REQUIREMENTS –
Copy out the material below in full, but not its images.

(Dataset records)
####
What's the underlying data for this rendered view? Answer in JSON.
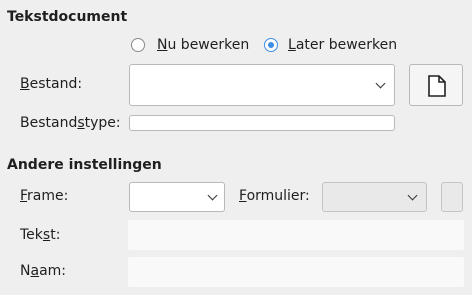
{
  "sections": {
    "text_document": "Tekstdocument",
    "other_settings": "Andere instellingen"
  },
  "edit_mode": {
    "now": {
      "pre": "",
      "ul": "N",
      "post": "u bewerken"
    },
    "later": {
      "pre": "",
      "ul": "L",
      "post": "ater bewerken"
    },
    "selected": "later"
  },
  "labels": {
    "file": {
      "pre": "",
      "ul": "B",
      "post": "estand:"
    },
    "file_type": {
      "pre": "Bestand",
      "ul": "s",
      "post": "type:"
    },
    "frame": {
      "pre": "",
      "ul": "F",
      "post": "rame:"
    },
    "form": {
      "pre": "",
      "ul": "F",
      "post": "ormulier:"
    },
    "text": {
      "pre": "Tek",
      "ul": "s",
      "post": "t:"
    },
    "name": {
      "pre": "N",
      "ul": "a",
      "post": "am:"
    }
  },
  "values": {
    "file": "",
    "file_type": "",
    "frame": "",
    "form": "",
    "text": "",
    "name": ""
  },
  "icons": {
    "browse": "document-icon",
    "dropdown": "chevron-down-icon"
  }
}
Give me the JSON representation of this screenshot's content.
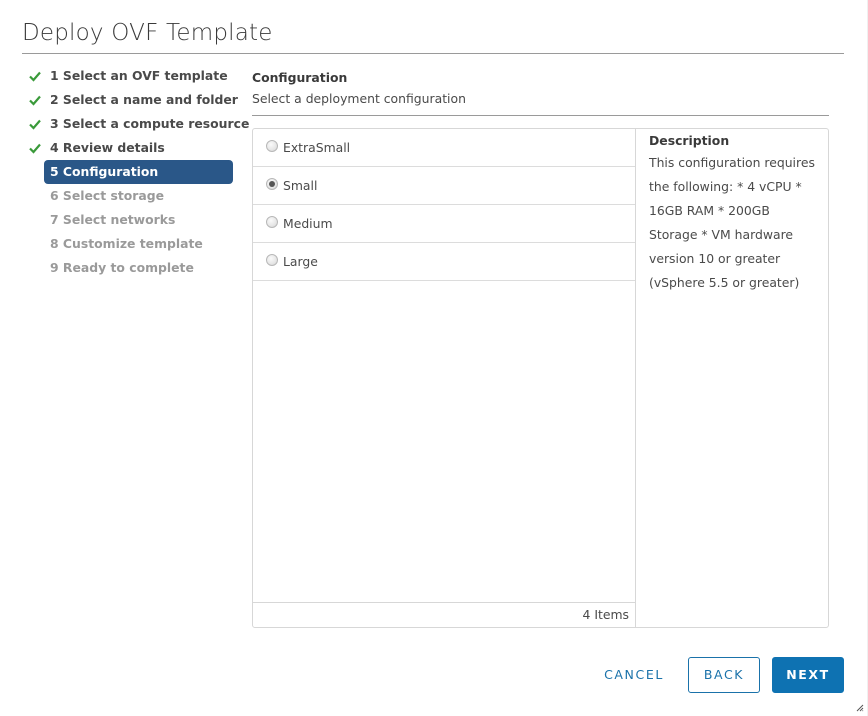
{
  "dialog": {
    "title": "Deploy OVF Template"
  },
  "steps": [
    {
      "label": "1 Select an OVF template",
      "state": "done"
    },
    {
      "label": "2 Select a name and folder",
      "state": "done"
    },
    {
      "label": "3 Select a compute resource",
      "state": "done"
    },
    {
      "label": "4 Review details",
      "state": "done"
    },
    {
      "label": "5 Configuration",
      "state": "active"
    },
    {
      "label": "6 Select storage",
      "state": "future"
    },
    {
      "label": "7 Select networks",
      "state": "future"
    },
    {
      "label": "8 Customize template",
      "state": "future"
    },
    {
      "label": "9 Ready to complete",
      "state": "future"
    }
  ],
  "content": {
    "title": "Configuration",
    "subtitle": "Select a deployment configuration",
    "options": [
      {
        "label": "ExtraSmall",
        "selected": false
      },
      {
        "label": "Small",
        "selected": true
      },
      {
        "label": "Medium",
        "selected": false
      },
      {
        "label": "Large",
        "selected": false
      }
    ],
    "item_count": "4 Items",
    "description": {
      "title": "Description",
      "body": "This configuration requires the following: * 4 vCPU * 16GB RAM * 200GB Storage * VM hardware version 10 or greater (vSphere 5.5 or greater)"
    }
  },
  "footer": {
    "cancel_label": "CANCEL",
    "back_label": "BACK",
    "next_label": "NEXT"
  },
  "icons": {
    "step_done": "check-icon",
    "resize": "resize-grip-icon"
  },
  "colors": {
    "accent": "#0e72b2",
    "active_step": "#2a5788",
    "check": "#3a9a3a"
  }
}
####
EXERCISE SOLUTION –
What's the underlying data for this rendered view? Answer in JSON.
{
  "sections": {
    "text_document": "Tekstdocument",
    "other_settings": "Andere instellingen"
  },
  "edit_mode": {
    "now": {
      "pre": "",
      "ul": "N",
      "post": "u bewerken"
    },
    "later": {
      "pre": "",
      "ul": "L",
      "post": "ater bewerken"
    },
    "selected": "later"
  },
  "labels": {
    "file": {
      "pre": "",
      "ul": "B",
      "post": "estand:"
    },
    "file_type": {
      "pre": "Bestand",
      "ul": "s",
      "post": "type:"
    },
    "frame": {
      "pre": "",
      "ul": "F",
      "post": "rame:"
    },
    "form": {
      "pre": "",
      "ul": "F",
      "post": "ormulier:"
    },
    "text": {
      "pre": "Tek",
      "ul": "s",
      "post": "t:"
    },
    "name": {
      "pre": "N",
      "ul": "a",
      "post": "am:"
    }
  },
  "values": {
    "file": "",
    "file_type": "",
    "frame": "",
    "form": "",
    "text": "",
    "name": ""
  },
  "icons": {
    "browse": "document-icon",
    "dropdown": "chevron-down-icon"
  }
}
Give me the JSON representation of this screenshot's content.
{
  "dialog": {
    "title": "Deploy OVF Template"
  },
  "steps": [
    {
      "label": "1 Select an OVF template",
      "state": "done"
    },
    {
      "label": "2 Select a name and folder",
      "state": "done"
    },
    {
      "label": "3 Select a compute resource",
      "state": "done"
    },
    {
      "label": "4 Review details",
      "state": "done"
    },
    {
      "label": "5 Configuration",
      "state": "active"
    },
    {
      "label": "6 Select storage",
      "state": "future"
    },
    {
      "label": "7 Select networks",
      "state": "future"
    },
    {
      "label": "8 Customize template",
      "state": "future"
    },
    {
      "label": "9 Ready to complete",
      "state": "future"
    }
  ],
  "content": {
    "title": "Configuration",
    "subtitle": "Select a deployment configuration",
    "options": [
      {
        "label": "ExtraSmall",
        "selected": false
      },
      {
        "label": "Small",
        "selected": true
      },
      {
        "label": "Medium",
        "selected": false
      },
      {
        "label": "Large",
        "selected": false
      }
    ],
    "item_count": "4 Items",
    "description": {
      "title": "Description",
      "body": "This configuration requires the following: * 4 vCPU * 16GB RAM * 200GB Storage * VM hardware version 10 or greater (vSphere 5.5 or greater)"
    }
  },
  "footer": {
    "cancel_label": "CANCEL",
    "back_label": "BACK",
    "next_label": "NEXT"
  },
  "icons": {
    "step_done": "check-icon",
    "resize": "resize-grip-icon"
  },
  "colors": {
    "accent": "#0e72b2",
    "active_step": "#2a5788",
    "check": "#3a9a3a"
  }
}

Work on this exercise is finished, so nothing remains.